[Stored items from a collection]
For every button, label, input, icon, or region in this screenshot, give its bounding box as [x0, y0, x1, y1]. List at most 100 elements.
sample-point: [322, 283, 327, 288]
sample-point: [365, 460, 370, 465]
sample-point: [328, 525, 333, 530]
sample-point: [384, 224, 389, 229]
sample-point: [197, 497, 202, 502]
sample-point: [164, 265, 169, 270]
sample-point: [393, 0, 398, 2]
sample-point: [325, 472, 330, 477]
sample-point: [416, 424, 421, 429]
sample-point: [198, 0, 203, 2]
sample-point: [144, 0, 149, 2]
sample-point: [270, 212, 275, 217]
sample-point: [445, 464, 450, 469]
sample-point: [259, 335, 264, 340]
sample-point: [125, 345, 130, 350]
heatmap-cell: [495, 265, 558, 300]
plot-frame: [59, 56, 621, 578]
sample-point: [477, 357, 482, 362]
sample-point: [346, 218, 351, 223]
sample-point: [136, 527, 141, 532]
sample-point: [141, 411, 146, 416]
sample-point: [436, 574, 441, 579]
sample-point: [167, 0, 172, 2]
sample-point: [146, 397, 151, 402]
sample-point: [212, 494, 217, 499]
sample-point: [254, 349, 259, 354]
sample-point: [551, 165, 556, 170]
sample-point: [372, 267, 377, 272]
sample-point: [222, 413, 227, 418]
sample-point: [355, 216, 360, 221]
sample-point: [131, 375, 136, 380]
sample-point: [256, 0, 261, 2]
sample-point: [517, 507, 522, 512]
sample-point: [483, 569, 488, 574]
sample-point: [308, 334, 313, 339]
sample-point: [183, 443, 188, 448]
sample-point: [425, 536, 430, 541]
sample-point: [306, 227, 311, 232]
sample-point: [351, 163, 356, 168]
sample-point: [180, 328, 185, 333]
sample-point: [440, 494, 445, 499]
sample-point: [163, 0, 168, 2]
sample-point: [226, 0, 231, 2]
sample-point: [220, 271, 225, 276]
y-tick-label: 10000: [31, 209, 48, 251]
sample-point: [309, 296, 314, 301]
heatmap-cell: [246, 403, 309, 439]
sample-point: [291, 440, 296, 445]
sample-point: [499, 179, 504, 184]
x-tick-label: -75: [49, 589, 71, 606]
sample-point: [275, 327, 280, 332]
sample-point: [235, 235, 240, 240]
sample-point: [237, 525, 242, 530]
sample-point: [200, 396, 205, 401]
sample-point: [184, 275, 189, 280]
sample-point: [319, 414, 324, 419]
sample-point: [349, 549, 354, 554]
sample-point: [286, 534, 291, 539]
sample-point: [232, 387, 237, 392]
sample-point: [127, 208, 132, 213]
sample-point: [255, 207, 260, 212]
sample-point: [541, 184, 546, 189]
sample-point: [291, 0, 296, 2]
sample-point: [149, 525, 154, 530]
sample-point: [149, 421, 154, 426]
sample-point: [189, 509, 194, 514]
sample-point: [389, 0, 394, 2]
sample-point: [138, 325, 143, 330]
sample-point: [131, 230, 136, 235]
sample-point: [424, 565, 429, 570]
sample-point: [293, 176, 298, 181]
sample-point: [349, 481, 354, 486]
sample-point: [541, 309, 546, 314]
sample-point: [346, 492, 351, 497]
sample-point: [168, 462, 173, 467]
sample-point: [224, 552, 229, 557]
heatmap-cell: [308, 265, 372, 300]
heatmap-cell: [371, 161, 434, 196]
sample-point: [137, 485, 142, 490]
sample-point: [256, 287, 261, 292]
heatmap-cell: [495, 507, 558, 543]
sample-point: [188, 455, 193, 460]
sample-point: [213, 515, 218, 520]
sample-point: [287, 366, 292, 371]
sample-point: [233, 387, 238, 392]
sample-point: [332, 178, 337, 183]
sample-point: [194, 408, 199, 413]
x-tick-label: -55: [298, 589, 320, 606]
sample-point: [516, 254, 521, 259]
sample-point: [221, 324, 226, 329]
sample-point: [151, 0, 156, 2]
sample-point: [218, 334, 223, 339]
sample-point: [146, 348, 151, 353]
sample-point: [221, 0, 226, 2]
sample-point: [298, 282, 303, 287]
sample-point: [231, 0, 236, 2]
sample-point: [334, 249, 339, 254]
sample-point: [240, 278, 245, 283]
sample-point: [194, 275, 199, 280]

REQUEST: Go through all of the items and change every "sample-point" to "scatter-point". Keep everything else the same.

FINISHED TASK:
For every button, label, input, icon, or region in this screenshot, give its bounding box as [x0, y0, x1, y1]. List at most 100 elements.
scatter-point: [322, 283, 327, 288]
scatter-point: [365, 460, 370, 465]
scatter-point: [328, 525, 333, 530]
scatter-point: [384, 224, 389, 229]
scatter-point: [197, 497, 202, 502]
scatter-point: [164, 265, 169, 270]
scatter-point: [393, 0, 398, 2]
scatter-point: [325, 472, 330, 477]
scatter-point: [416, 424, 421, 429]
scatter-point: [198, 0, 203, 2]
scatter-point: [144, 0, 149, 2]
scatter-point: [270, 212, 275, 217]
scatter-point: [445, 464, 450, 469]
scatter-point: [259, 335, 264, 340]
scatter-point: [125, 345, 130, 350]
heatmap-cell: [495, 265, 558, 300]
plot-frame: [59, 56, 621, 578]
scatter-point: [477, 357, 482, 362]
scatter-point: [346, 218, 351, 223]
scatter-point: [136, 527, 141, 532]
scatter-point: [141, 411, 146, 416]
scatter-point: [436, 574, 441, 579]
scatter-point: [167, 0, 172, 2]
scatter-point: [146, 397, 151, 402]
scatter-point: [212, 494, 217, 499]
scatter-point: [254, 349, 259, 354]
scatter-point: [551, 165, 556, 170]
scatter-point: [372, 267, 377, 272]
scatter-point: [222, 413, 227, 418]
scatter-point: [355, 216, 360, 221]
scatter-point: [131, 375, 136, 380]
scatter-point: [256, 0, 261, 2]
scatter-point: [517, 507, 522, 512]
scatter-point: [483, 569, 488, 574]
scatter-point: [308, 334, 313, 339]
scatter-point: [183, 443, 188, 448]
scatter-point: [425, 536, 430, 541]
scatter-point: [306, 227, 311, 232]
scatter-point: [351, 163, 356, 168]
scatter-point: [180, 328, 185, 333]
scatter-point: [440, 494, 445, 499]
scatter-point: [163, 0, 168, 2]
scatter-point: [226, 0, 231, 2]
scatter-point: [220, 271, 225, 276]
y-tick-label: 10000: [31, 209, 48, 251]
scatter-point: [309, 296, 314, 301]
heatmap-cell: [246, 403, 309, 439]
scatter-point: [291, 440, 296, 445]
scatter-point: [499, 179, 504, 184]
x-tick-label: -75: [49, 589, 71, 606]
scatter-point: [275, 327, 280, 332]
scatter-point: [235, 235, 240, 240]
scatter-point: [237, 525, 242, 530]
scatter-point: [200, 396, 205, 401]
scatter-point: [184, 275, 189, 280]
scatter-point: [319, 414, 324, 419]
scatter-point: [349, 549, 354, 554]
scatter-point: [286, 534, 291, 539]
scatter-point: [232, 387, 237, 392]
scatter-point: [127, 208, 132, 213]
scatter-point: [255, 207, 260, 212]
scatter-point: [541, 184, 546, 189]
scatter-point: [291, 0, 296, 2]
scatter-point: [149, 525, 154, 530]
scatter-point: [149, 421, 154, 426]
scatter-point: [189, 509, 194, 514]
scatter-point: [389, 0, 394, 2]
scatter-point: [138, 325, 143, 330]
scatter-point: [131, 230, 136, 235]
scatter-point: [424, 565, 429, 570]
scatter-point: [293, 176, 298, 181]
scatter-point: [349, 481, 354, 486]
scatter-point: [541, 309, 546, 314]
scatter-point: [346, 492, 351, 497]
scatter-point: [168, 462, 173, 467]
scatter-point: [224, 552, 229, 557]
heatmap-cell: [308, 265, 372, 300]
heatmap-cell: [371, 161, 434, 196]
scatter-point: [137, 485, 142, 490]
scatter-point: [256, 287, 261, 292]
heatmap-cell: [495, 507, 558, 543]
scatter-point: [188, 455, 193, 460]
scatter-point: [213, 515, 218, 520]
scatter-point: [287, 366, 292, 371]
scatter-point: [233, 387, 238, 392]
scatter-point: [332, 178, 337, 183]
scatter-point: [194, 408, 199, 413]
x-tick-label: -55: [298, 589, 320, 606]
scatter-point: [516, 254, 521, 259]
scatter-point: [221, 324, 226, 329]
scatter-point: [151, 0, 156, 2]
scatter-point: [218, 334, 223, 339]
scatter-point: [146, 348, 151, 353]
scatter-point: [221, 0, 226, 2]
scatter-point: [298, 282, 303, 287]
scatter-point: [231, 0, 236, 2]
scatter-point: [334, 249, 339, 254]
scatter-point: [240, 278, 245, 283]
scatter-point: [194, 275, 199, 280]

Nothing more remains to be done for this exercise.